[Records excerpted from a collection]
§ §

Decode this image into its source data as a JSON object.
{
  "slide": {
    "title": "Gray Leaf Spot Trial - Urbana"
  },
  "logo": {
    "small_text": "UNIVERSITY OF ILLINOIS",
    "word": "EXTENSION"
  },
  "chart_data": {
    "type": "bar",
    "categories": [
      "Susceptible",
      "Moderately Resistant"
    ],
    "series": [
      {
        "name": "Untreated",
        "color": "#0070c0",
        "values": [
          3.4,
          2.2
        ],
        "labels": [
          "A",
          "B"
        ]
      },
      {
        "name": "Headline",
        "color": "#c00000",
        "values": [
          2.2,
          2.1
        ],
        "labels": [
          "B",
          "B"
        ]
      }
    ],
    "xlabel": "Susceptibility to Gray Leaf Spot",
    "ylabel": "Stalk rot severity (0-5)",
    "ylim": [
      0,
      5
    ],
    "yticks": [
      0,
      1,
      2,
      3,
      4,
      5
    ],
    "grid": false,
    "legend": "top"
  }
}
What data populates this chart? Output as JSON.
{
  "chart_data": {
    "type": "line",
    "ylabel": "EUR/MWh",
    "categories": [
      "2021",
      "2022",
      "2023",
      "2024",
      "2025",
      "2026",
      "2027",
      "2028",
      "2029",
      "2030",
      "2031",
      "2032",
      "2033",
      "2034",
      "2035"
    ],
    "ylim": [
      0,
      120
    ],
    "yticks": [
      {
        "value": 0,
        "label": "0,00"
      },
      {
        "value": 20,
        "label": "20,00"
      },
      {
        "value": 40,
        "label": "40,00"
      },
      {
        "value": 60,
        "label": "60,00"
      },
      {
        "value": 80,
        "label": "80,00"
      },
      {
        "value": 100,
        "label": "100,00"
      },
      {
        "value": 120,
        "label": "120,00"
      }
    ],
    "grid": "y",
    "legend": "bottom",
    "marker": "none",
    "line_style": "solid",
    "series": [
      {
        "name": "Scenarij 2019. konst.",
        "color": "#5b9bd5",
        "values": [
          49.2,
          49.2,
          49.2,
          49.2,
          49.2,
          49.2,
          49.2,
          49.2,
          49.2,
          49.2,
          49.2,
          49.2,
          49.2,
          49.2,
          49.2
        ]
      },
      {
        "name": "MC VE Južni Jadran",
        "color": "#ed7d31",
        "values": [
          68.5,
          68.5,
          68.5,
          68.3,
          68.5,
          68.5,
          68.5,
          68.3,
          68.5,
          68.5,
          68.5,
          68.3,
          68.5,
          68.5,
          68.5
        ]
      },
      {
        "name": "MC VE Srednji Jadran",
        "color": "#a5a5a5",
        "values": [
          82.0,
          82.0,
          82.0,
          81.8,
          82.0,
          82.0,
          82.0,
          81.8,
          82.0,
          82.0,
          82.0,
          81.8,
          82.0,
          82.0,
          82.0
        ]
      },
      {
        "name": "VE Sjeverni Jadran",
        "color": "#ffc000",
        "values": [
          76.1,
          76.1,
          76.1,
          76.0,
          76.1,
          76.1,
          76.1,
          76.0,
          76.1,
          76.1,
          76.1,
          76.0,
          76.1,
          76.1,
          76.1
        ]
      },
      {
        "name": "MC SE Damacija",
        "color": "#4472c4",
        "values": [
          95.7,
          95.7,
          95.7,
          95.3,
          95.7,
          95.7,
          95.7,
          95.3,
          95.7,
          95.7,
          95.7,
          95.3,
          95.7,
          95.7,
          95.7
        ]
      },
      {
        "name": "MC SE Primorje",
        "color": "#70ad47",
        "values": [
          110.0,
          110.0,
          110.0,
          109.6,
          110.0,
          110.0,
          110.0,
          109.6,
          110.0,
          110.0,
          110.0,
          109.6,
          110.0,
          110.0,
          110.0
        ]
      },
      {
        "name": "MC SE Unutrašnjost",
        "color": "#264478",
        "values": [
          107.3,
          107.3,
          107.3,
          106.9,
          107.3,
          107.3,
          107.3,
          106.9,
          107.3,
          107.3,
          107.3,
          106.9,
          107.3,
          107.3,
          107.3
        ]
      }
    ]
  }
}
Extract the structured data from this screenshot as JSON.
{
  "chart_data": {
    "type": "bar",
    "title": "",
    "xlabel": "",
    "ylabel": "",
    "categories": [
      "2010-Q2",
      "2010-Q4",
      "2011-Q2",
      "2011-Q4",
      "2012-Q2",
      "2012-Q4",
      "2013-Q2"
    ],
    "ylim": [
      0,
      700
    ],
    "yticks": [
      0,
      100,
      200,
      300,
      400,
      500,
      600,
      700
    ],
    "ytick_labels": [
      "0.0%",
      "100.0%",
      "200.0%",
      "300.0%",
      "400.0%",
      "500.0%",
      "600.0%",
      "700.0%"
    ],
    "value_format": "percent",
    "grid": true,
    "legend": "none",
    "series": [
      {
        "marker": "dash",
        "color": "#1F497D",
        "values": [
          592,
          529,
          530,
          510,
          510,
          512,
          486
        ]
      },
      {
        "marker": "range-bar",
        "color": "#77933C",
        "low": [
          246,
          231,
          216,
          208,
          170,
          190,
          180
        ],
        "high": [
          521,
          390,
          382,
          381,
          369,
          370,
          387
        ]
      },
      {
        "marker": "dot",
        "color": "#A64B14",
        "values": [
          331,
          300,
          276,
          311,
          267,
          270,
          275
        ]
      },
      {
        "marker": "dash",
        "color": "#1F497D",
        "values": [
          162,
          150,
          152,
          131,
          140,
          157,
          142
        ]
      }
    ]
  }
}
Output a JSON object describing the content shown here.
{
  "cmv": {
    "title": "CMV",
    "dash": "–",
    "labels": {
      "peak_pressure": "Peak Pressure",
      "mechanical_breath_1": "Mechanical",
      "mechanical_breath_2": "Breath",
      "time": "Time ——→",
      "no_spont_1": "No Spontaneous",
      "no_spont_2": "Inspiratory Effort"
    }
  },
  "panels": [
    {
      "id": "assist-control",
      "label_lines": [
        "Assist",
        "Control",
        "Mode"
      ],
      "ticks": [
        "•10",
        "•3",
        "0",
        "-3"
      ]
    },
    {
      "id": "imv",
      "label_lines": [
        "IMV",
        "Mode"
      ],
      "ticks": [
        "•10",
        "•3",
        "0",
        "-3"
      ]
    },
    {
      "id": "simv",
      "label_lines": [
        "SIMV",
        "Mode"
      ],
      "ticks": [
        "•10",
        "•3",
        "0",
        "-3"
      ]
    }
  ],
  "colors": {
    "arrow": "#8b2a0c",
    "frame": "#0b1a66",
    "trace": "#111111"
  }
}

§ §

EXERCISE REQUIREMENTS
Your task is to repeat every line exactly.

TASK SOLUTION
Decode this image into its source data as a JSON object.
{
  "slide": {
    "title": "Gray Leaf Spot Trial - Urbana"
  },
  "logo": {
    "small_text": "UNIVERSITY OF ILLINOIS",
    "word": "EXTENSION"
  },
  "chart_data": {
    "type": "bar",
    "categories": [
      "Susceptible",
      "Moderately Resistant"
    ],
    "series": [
      {
        "name": "Untreated",
        "color": "#0070c0",
        "values": [
          3.4,
          2.2
        ],
        "labels": [
          "A",
          "B"
        ]
      },
      {
        "name": "Headline",
        "color": "#c00000",
        "values": [
          2.2,
          2.1
        ],
        "labels": [
          "B",
          "B"
        ]
      }
    ],
    "xlabel": "Susceptibility to Gray Leaf Spot",
    "ylabel": "Stalk rot severity (0-5)",
    "ylim": [
      0,
      5
    ],
    "yticks": [
      0,
      1,
      2,
      3,
      4,
      5
    ],
    "grid": false,
    "legend": "top"
  }
}
What data populates this chart? Output as JSON.
{
  "chart_data": {
    "type": "line",
    "ylabel": "EUR/MWh",
    "categories": [
      "2021",
      "2022",
      "2023",
      "2024",
      "2025",
      "2026",
      "2027",
      "2028",
      "2029",
      "2030",
      "2031",
      "2032",
      "2033",
      "2034",
      "2035"
    ],
    "ylim": [
      0,
      120
    ],
    "yticks": [
      {
        "value": 0,
        "label": "0,00"
      },
      {
        "value": 20,
        "label": "20,00"
      },
      {
        "value": 40,
        "label": "40,00"
      },
      {
        "value": 60,
        "label": "60,00"
      },
      {
        "value": 80,
        "label": "80,00"
      },
      {
        "value": 100,
        "label": "100,00"
      },
      {
        "value": 120,
        "label": "120,00"
      }
    ],
    "grid": "y",
    "legend": "bottom",
    "marker": "none",
    "line_style": "solid",
    "series": [
      {
        "name": "Scenarij 2019. konst.",
        "color": "#5b9bd5",
        "values": [
          49.2,
          49.2,
          49.2,
          49.2,
          49.2,
          49.2,
          49.2,
          49.2,
          49.2,
          49.2,
          49.2,
          49.2,
          49.2,
          49.2,
          49.2
        ]
      },
      {
        "name": "MC VE Južni Jadran",
        "color": "#ed7d31",
        "values": [
          68.5,
          68.5,
          68.5,
          68.3,
          68.5,
          68.5,
          68.5,
          68.3,
          68.5,
          68.5,
          68.5,
          68.3,
          68.5,
          68.5,
          68.5
        ]
      },
      {
        "name": "MC VE Srednji Jadran",
        "color": "#a5a5a5",
        "values": [
          82.0,
          82.0,
          82.0,
          81.8,
          82.0,
          82.0,
          82.0,
          81.8,
          82.0,
          82.0,
          82.0,
          81.8,
          82.0,
          82.0,
          82.0
        ]
      },
      {
        "name": "VE Sjeverni Jadran",
        "color": "#ffc000",
        "values": [
          76.1,
          76.1,
          76.1,
          76.0,
          76.1,
          76.1,
          76.1,
          76.0,
          76.1,
          76.1,
          76.1,
          76.0,
          76.1,
          76.1,
          76.1
        ]
      },
      {
        "name": "MC SE Damacija",
        "color": "#4472c4",
        "values": [
          95.7,
          95.7,
          95.7,
          95.3,
          95.7,
          95.7,
          95.7,
          95.3,
          95.7,
          95.7,
          95.7,
          95.3,
          95.7,
          95.7,
          95.7
        ]
      },
      {
        "name": "MC SE Primorje",
        "color": "#70ad47",
        "values": [
          110.0,
          110.0,
          110.0,
          109.6,
          110.0,
          110.0,
          110.0,
          109.6,
          110.0,
          110.0,
          110.0,
          109.6,
          110.0,
          110.0,
          110.0
        ]
      },
      {
        "name": "MC SE Unutrašnjost",
        "color": "#264478",
        "values": [
          107.3,
          107.3,
          107.3,
          106.9,
          107.3,
          107.3,
          107.3,
          106.9,
          107.3,
          107.3,
          107.3,
          106.9,
          107.3,
          107.3,
          107.3
        ]
      }
    ]
  }
}
Extract the structured data from this screenshot as JSON.
{
  "chart_data": {
    "type": "bar",
    "title": "",
    "xlabel": "",
    "ylabel": "",
    "categories": [
      "2010-Q2",
      "2010-Q4",
      "2011-Q2",
      "2011-Q4",
      "2012-Q2",
      "2012-Q4",
      "2013-Q2"
    ],
    "ylim": [
      0,
      700
    ],
    "yticks": [
      0,
      100,
      200,
      300,
      400,
      500,
      600,
      700
    ],
    "ytick_labels": [
      "0.0%",
      "100.0%",
      "200.0%",
      "300.0%",
      "400.0%",
      "500.0%",
      "600.0%",
      "700.0%"
    ],
    "value_format": "percent",
    "grid": true,
    "legend": "none",
    "series": [
      {
        "marker": "dash",
        "color": "#1F497D",
        "values": [
          592,
          529,
          530,
          510,
          510,
          512,
          486
        ]
      },
      {
        "marker": "range-bar",
        "color": "#77933C",
        "low": [
          246,
          231,
          216,
          208,
          170,
          190,
          180
        ],
        "high": [
          521,
          390,
          382,
          381,
          369,
          370,
          387
        ]
      },
      {
        "marker": "dot",
        "color": "#A64B14",
        "values": [
          331,
          300,
          276,
          311,
          267,
          270,
          275
        ]
      },
      {
        "marker": "dash",
        "color": "#1F497D",
        "values": [
          162,
          150,
          152,
          131,
          140,
          157,
          142
        ]
      }
    ]
  }
}
Output a JSON object describing the content shown here.
{
  "cmv": {
    "title": "CMV",
    "dash": "–",
    "labels": {
      "peak_pressure": "Peak Pressure",
      "mechanical_breath_1": "Mechanical",
      "mechanical_breath_2": "Breath",
      "time": "Time ——→",
      "no_spont_1": "No Spontaneous",
      "no_spont_2": "Inspiratory Effort"
    }
  },
  "panels": [
    {
      "id": "assist-control",
      "label_lines": [
        "Assist",
        "Control",
        "Mode"
      ],
      "ticks": [
        "•10",
        "•3",
        "0",
        "-3"
      ]
    },
    {
      "id": "imv",
      "label_lines": [
        "IMV",
        "Mode"
      ],
      "ticks": [
        "•10",
        "•3",
        "0",
        "-3"
      ]
    },
    {
      "id": "simv",
      "label_lines": [
        "SIMV",
        "Mode"
      ],
      "ticks": [
        "•10",
        "•3",
        "0",
        "-3"
      ]
    }
  ],
  "colors": {
    "arrow": "#8b2a0c",
    "frame": "#0b1a66",
    "trace": "#111111"
  }
}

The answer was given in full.